Article ->
==============================

The RegRep Core spec defines a fixed set of operations
(CREATE/READ/UPDATE/DELETE) on an unbounded universe of resource
types.
RegRep profile specs tend to be in one of the following categories
(non-exhaustive):
- Profiles based on specific resource types (e.g. Image, WSDL,
XML Schema, Web Ontology / OWL, ...)
- Profiles that extend the protocol (e.g. a REST profile
extension that adds CREATE/UPDATE/DELETE to the READ only REST
protocol defined in ebRS today (BTW, this is another one I
plan to propose soon)
- Profiles that specify an extension other than protocol
extension (e.g. CQL Profile defines how to use a specific
query _expression_ language)
You seem to be suggesting that there is a need for profiles based
on operations. This is not the design center of RegRep though a
protocol extension comes closest to it. Can you give an example to
illustrate the need.
Based on what you have shared thus far I can see the following
repository specific profiles as possible examples of what you had
in mind:
- RegRep repository profile for NetCDF
- RegRep repository profile for HDf5
- RegRep repository profile for OGC WFS
- RegRep repository profile for OGC WMS
- RegRep repository profile for OGC WCS
Am I getting close to what you are trying to communicate as a
need?
On 08/13/2012 11:53 AM, Reagan Moore wrote:
The question is how do I go from "file type" specific queries
to "functional type" specific queries. Instead of choosing what
to do based on the file type, choose what to do based on the
operation that is being performed.
The digital library world tried to specify data management as
a function of the type of data object. They went through the
process of managing:
- Books
- Chapters in books
- Arbitrary collections of digital objects
They had to revise their organizing schema at each
transition, and now have explicit structure metadata in METS.
A similar transition can occur when querying objects:
- Query Dublin core metadata
- Query against defined schema
- Query for data type properties (images, metadata may be
encapsulated in the image)
- Query for metadata associated with an object (HDF5, NetCDF,
FITS, Dicom). This requires extracting metadata from an
object different from an image.
Will you generate different profiles for each each type of
object?
Or will you generate profiles for each type of operation?
Reagan
Reagan,
The two proposed specs do not define any new protocols or
messages. The CQL profile specifies how the existing CQL
specification is used within the existing RegRep
protocols. The Image Profile defines how to use existing
RegRep features for publishing, cataloging and querying
data when said data is image data and how to use the
proposes CQL profile to query image.

==============================

Answer these questions from the RegRep thread above:
1. Which four operations does the RegRep Core spec define?
2. What standard now holds explicit structure metadata for the digital library world?
3. What does the CQL profile specify, according to the last reply?

Given information ->
==============================

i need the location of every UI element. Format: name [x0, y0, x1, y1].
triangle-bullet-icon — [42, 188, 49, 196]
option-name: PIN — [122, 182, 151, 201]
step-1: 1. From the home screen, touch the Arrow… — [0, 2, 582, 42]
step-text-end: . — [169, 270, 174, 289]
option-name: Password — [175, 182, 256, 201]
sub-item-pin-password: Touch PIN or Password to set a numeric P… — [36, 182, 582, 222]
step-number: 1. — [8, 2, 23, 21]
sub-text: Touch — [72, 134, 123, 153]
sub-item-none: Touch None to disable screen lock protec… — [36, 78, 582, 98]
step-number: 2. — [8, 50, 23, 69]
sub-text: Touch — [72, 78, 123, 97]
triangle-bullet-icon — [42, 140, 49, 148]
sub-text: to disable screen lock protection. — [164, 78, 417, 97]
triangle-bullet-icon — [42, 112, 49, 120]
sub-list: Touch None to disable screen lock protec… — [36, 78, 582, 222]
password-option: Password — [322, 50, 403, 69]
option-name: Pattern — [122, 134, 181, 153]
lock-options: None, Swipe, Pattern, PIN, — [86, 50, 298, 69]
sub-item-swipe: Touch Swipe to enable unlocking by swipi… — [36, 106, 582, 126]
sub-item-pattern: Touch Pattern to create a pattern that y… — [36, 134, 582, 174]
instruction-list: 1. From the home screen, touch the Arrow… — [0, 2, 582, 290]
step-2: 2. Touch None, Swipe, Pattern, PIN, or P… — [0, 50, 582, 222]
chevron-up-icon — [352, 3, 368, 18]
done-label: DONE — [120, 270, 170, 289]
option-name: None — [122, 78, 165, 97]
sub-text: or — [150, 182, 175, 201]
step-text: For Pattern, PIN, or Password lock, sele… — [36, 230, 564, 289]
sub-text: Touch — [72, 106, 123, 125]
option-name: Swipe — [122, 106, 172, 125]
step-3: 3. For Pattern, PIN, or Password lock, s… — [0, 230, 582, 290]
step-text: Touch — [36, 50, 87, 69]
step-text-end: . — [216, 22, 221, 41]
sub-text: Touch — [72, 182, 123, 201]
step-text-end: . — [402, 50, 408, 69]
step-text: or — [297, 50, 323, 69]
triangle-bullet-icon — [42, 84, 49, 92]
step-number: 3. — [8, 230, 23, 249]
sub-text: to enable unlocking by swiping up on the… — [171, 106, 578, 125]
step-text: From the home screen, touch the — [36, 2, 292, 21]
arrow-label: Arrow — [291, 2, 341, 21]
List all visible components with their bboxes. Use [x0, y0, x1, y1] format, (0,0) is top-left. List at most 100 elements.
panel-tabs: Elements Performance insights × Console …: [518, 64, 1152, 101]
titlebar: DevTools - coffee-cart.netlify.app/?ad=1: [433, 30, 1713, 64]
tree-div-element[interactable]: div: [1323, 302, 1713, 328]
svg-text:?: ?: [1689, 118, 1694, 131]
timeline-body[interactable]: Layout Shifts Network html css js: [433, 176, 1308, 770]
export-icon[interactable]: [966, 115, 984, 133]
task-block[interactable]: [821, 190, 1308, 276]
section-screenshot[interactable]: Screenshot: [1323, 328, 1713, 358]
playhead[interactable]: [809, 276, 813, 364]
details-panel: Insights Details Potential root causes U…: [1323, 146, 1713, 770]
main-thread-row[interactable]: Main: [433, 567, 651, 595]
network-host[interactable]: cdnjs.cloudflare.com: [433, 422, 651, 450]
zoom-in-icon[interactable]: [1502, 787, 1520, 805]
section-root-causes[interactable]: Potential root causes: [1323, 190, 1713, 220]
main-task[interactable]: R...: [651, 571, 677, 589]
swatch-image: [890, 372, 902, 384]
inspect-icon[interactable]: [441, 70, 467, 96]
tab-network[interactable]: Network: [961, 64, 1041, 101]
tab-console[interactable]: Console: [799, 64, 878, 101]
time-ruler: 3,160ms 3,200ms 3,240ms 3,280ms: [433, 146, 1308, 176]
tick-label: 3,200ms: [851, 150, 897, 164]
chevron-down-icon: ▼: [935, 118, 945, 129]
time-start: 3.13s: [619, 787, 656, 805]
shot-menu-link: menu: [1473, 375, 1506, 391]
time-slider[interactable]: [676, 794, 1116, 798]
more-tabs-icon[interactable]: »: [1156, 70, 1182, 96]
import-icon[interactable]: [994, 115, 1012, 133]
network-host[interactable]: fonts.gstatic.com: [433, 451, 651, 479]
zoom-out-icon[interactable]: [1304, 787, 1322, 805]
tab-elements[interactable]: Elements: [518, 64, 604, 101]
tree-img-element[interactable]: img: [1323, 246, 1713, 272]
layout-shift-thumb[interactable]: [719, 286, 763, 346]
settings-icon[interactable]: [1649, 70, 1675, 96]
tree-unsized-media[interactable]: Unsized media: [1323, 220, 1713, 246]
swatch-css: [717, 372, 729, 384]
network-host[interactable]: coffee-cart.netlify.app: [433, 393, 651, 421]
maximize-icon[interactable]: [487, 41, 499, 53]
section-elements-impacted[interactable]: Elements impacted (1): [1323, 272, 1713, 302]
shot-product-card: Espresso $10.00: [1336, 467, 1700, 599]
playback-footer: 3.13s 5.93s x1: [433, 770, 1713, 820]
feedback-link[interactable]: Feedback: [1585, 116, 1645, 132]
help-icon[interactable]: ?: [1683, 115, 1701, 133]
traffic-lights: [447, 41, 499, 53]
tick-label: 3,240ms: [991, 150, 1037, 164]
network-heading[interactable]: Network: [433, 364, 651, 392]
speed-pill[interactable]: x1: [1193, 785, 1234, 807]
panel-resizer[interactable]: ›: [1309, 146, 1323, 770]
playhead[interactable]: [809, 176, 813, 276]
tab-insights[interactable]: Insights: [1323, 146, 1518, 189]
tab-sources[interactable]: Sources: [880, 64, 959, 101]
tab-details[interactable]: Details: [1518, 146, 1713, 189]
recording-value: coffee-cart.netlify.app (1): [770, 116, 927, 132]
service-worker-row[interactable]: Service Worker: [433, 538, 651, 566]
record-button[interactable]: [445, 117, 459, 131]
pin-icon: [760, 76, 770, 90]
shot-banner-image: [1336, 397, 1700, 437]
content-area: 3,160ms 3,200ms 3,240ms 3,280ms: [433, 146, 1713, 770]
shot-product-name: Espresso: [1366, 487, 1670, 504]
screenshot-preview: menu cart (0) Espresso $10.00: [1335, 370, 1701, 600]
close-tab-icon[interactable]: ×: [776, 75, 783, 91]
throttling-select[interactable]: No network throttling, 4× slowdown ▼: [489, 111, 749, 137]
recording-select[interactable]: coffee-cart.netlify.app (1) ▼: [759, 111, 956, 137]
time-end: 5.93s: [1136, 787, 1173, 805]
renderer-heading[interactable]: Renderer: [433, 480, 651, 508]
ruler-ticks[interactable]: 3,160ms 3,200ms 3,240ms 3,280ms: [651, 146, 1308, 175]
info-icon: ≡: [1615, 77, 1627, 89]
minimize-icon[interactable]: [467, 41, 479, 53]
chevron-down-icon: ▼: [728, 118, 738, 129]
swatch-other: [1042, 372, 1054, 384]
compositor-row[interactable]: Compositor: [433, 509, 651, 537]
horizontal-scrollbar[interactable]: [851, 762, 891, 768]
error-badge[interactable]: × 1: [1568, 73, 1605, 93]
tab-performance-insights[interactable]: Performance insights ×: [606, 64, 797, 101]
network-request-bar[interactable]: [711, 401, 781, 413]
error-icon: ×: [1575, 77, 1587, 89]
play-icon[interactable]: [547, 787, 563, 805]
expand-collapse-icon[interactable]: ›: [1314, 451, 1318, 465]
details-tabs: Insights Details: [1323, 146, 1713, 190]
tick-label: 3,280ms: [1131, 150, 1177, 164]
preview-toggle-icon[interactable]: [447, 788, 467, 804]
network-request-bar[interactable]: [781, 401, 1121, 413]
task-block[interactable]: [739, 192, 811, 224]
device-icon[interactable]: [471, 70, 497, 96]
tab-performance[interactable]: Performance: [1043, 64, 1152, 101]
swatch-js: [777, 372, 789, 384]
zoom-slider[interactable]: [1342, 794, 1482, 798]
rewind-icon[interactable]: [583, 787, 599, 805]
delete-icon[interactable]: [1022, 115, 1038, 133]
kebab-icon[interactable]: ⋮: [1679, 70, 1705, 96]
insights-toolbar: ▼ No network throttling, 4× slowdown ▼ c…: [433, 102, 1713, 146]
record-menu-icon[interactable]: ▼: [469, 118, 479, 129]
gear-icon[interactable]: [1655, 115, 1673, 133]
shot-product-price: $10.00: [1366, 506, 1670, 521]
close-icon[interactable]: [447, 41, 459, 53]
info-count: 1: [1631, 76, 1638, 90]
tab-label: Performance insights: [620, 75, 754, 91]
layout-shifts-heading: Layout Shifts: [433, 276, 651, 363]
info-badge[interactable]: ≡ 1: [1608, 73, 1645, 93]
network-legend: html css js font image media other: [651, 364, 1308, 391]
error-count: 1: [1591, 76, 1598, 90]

==============================

The result ->
1. CREATE, READ, UPDATE and DELETE.
2. METS.
3. How the existing CQL specification is used within the existing RegRep protocols.